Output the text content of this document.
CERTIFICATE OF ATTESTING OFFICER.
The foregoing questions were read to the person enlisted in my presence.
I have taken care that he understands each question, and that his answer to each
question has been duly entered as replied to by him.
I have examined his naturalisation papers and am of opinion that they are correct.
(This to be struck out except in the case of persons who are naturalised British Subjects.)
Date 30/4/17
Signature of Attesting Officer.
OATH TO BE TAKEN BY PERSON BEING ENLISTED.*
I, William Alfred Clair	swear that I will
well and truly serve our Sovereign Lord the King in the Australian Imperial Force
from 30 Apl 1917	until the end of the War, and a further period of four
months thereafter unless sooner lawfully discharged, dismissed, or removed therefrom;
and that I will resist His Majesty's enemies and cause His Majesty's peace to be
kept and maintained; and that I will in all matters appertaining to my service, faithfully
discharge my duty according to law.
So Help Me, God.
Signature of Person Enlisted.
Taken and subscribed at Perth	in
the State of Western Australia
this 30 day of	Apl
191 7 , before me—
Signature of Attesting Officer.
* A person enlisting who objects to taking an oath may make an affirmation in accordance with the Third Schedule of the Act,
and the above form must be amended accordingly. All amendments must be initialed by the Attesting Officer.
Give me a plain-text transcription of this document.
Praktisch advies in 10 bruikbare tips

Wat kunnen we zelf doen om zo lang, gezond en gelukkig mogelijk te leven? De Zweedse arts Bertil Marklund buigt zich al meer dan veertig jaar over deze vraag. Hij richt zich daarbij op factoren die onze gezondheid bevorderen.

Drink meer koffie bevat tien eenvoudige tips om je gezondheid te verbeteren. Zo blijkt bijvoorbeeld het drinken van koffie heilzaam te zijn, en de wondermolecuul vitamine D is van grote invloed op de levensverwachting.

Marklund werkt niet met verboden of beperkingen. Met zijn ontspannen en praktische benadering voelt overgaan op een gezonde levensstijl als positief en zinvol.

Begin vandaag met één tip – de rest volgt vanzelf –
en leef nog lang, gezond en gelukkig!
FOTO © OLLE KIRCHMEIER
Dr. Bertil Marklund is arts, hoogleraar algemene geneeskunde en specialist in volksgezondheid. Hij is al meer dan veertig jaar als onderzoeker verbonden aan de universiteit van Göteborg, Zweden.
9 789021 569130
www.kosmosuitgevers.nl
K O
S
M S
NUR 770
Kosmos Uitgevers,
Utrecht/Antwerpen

Exercise requirements:
The answer should be a single number: the count of lines in the data that include the string "tips".

Task response:
2